▶ **Goal**
Print out the entries below with no edits.

Data records
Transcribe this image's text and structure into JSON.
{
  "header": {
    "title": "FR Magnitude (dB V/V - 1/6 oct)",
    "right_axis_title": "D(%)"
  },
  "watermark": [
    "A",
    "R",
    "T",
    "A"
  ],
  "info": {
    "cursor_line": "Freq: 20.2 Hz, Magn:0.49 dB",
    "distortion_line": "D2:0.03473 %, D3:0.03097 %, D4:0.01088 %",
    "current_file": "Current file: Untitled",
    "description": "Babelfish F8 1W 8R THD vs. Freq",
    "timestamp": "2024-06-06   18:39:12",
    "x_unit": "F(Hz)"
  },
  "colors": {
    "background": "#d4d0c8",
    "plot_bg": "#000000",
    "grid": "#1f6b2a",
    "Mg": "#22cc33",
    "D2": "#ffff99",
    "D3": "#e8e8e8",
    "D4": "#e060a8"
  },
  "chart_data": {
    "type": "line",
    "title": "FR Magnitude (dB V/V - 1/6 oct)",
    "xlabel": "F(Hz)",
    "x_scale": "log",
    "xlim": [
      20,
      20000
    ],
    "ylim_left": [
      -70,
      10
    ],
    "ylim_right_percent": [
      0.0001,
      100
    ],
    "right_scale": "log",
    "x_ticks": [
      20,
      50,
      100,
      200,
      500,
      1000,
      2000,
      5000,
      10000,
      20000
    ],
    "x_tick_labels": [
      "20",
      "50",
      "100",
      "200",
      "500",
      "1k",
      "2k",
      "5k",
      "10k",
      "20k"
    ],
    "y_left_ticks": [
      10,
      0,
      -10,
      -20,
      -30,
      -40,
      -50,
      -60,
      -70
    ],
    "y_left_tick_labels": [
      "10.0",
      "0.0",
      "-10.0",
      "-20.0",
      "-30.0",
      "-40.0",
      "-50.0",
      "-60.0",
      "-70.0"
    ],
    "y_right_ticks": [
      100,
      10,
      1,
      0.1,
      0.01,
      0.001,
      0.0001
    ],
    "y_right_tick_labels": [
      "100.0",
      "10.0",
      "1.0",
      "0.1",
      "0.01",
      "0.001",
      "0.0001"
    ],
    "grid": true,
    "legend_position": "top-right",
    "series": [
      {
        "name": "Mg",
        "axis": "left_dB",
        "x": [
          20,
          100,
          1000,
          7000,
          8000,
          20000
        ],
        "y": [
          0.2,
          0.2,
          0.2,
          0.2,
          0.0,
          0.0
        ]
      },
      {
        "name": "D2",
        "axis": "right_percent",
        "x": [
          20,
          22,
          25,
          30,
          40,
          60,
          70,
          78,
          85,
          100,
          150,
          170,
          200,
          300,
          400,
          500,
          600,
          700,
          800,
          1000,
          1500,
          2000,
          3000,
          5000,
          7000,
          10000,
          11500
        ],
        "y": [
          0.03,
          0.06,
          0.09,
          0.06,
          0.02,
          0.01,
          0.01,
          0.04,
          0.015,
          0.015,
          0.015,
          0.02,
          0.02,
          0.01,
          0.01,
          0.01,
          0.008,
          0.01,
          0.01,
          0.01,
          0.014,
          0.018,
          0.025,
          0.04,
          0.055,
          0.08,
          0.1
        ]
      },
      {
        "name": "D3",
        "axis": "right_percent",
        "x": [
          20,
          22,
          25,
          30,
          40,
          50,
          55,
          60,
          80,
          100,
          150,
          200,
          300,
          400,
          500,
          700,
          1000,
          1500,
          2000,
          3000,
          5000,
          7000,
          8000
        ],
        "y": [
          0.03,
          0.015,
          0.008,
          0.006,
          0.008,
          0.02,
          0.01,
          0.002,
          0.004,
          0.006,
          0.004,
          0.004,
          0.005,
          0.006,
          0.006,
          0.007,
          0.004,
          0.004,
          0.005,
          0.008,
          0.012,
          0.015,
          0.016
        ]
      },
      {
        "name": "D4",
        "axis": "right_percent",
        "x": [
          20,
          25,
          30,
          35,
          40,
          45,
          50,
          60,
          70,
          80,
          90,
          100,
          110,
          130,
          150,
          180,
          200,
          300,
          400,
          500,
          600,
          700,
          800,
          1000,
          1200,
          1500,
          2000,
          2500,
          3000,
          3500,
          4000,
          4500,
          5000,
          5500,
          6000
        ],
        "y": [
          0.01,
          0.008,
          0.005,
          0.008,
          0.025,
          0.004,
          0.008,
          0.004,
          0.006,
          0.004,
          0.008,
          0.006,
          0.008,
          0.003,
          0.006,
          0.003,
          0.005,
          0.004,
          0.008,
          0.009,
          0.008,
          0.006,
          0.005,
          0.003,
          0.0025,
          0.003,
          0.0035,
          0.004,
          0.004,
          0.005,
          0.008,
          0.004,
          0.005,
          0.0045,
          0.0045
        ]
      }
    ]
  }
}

▶ **Reply to the exercise**
Transcribe this image's text and structure into JSON.
{
  "header": {
    "title": "FR Magnitude (dB V/V - 1/6 oct)",
    "right_axis_title": "D(%)"
  },
  "watermark": [
    "A",
    "R",
    "T",
    "A"
  ],
  "info": {
    "cursor_line": "Freq: 20.2 Hz, Magn:0.49 dB",
    "distortion_line": "D2:0.03473 %, D3:0.03097 %, D4:0.01088 %",
    "current_file": "Current file: Untitled",
    "description": "Babelfish F8 1W 8R THD vs. Freq",
    "timestamp": "2024-06-06   18:39:12",
    "x_unit": "F(Hz)"
  },
  "colors": {
    "background": "#d4d0c8",
    "plot_bg": "#000000",
    "grid": "#1f6b2a",
    "Mg": "#22cc33",
    "D2": "#ffff99",
    "D3": "#e8e8e8",
    "D4": "#e060a8"
  },
  "chart_data": {
    "type": "line",
    "title": "FR Magnitude (dB V/V - 1/6 oct)",
    "xlabel": "F(Hz)",
    "x_scale": "log",
    "xlim": [
      20,
      20000
    ],
    "ylim_left": [
      -70,
      10
    ],
    "ylim_right_percent": [
      0.0001,
      100
    ],
    "right_scale": "log",
    "x_ticks": [
      20,
      50,
      100,
      200,
      500,
      1000,
      2000,
      5000,
      10000,
      20000
    ],
    "x_tick_labels": [
      "20",
      "50",
      "100",
      "200",
      "500",
      "1k",
      "2k",
      "5k",
      "10k",
      "20k"
    ],
    "y_left_ticks": [
      10,
      0,
      -10,
      -20,
      -30,
      -40,
      -50,
      -60,
      -70
    ],
    "y_left_tick_labels": [
      "10.0",
      "0.0",
      "-10.0",
      "-20.0",
      "-30.0",
      "-40.0",
      "-50.0",
      "-60.0",
      "-70.0"
    ],
    "y_right_ticks": [
      100,
      10,
      1,
      0.1,
      0.01,
      0.001,
      0.0001
    ],
    "y_right_tick_labels": [
      "100.0",
      "10.0",
      "1.0",
      "0.1",
      "0.01",
      "0.001",
      "0.0001"
    ],
    "grid": true,
    "legend_position": "top-right",
    "series": [
      {
        "name": "Mg",
        "axis": "left_dB",
        "x": [
          20,
          100,
          1000,
          7000,
          8000,
          20000
        ],
        "y": [
          0.2,
          0.2,
          0.2,
          0.2,
          0.0,
          0.0
        ]
      },
      {
        "name": "D2",
        "axis": "right_percent",
        "x": [
          20,
          22,
          25,
          30,
          40,
          60,
          70,
          78,
          85,
          100,
          150,
          170,
          200,
          300,
          400,
          500,
          600,
          700,
          800,
          1000,
          1500,
          2000,
          3000,
          5000,
          7000,
          10000,
          11500
        ],
        "y": [
          0.03,
          0.06,
          0.09,
          0.06,
          0.02,
          0.01,
          0.01,
          0.04,
          0.015,
          0.015,
          0.015,
          0.02,
          0.02,
          0.01,
          0.01,
          0.01,
          0.008,
          0.01,
          0.01,
          0.01,
          0.014,
          0.018,
          0.025,
          0.04,
          0.055,
          0.08,
          0.1
        ]
      },
      {
        "name": "D3",
        "axis": "right_percent",
        "x": [
          20,
          22,
          25,
          30,
          40,
          50,
          55,
          60,
          80,
          100,
          150,
          200,
          300,
          400,
          500,
          700,
          1000,
          1500,
          2000,
          3000,
          5000,
          7000,
          8000
        ],
        "y": [
          0.03,
          0.015,
          0.008,
          0.006,
          0.008,
          0.02,
          0.01,
          0.002,
          0.004,
          0.006,
          0.004,
          0.004,
          0.005,
          0.006,
          0.006,
          0.007,
          0.004,
          0.004,
          0.005,
          0.008,
          0.012,
          0.015,
          0.016
        ]
      },
      {
        "name": "D4",
        "axis": "right_percent",
        "x": [
          20,
          25,
          30,
          35,
          40,
          45,
          50,
          60,
          70,
          80,
          90,
          100,
          110,
          130,
          150,
          180,
          200,
          300,
          400,
          500,
          600,
          700,
          800,
          1000,
          1200,
          1500,
          2000,
          2500,
          3000,
          3500,
          4000,
          4500,
          5000,
          5500,
          6000
        ],
        "y": [
          0.01,
          0.008,
          0.005,
          0.008,
          0.025,
          0.004,
          0.008,
          0.004,
          0.006,
          0.004,
          0.008,
          0.006,
          0.008,
          0.003,
          0.006,
          0.003,
          0.005,
          0.004,
          0.008,
          0.009,
          0.008,
          0.006,
          0.005,
          0.003,
          0.0025,
          0.003,
          0.0035,
          0.004,
          0.004,
          0.005,
          0.008,
          0.004,
          0.005,
          0.0045,
          0.0045
        ]
      }
    ]
  }
}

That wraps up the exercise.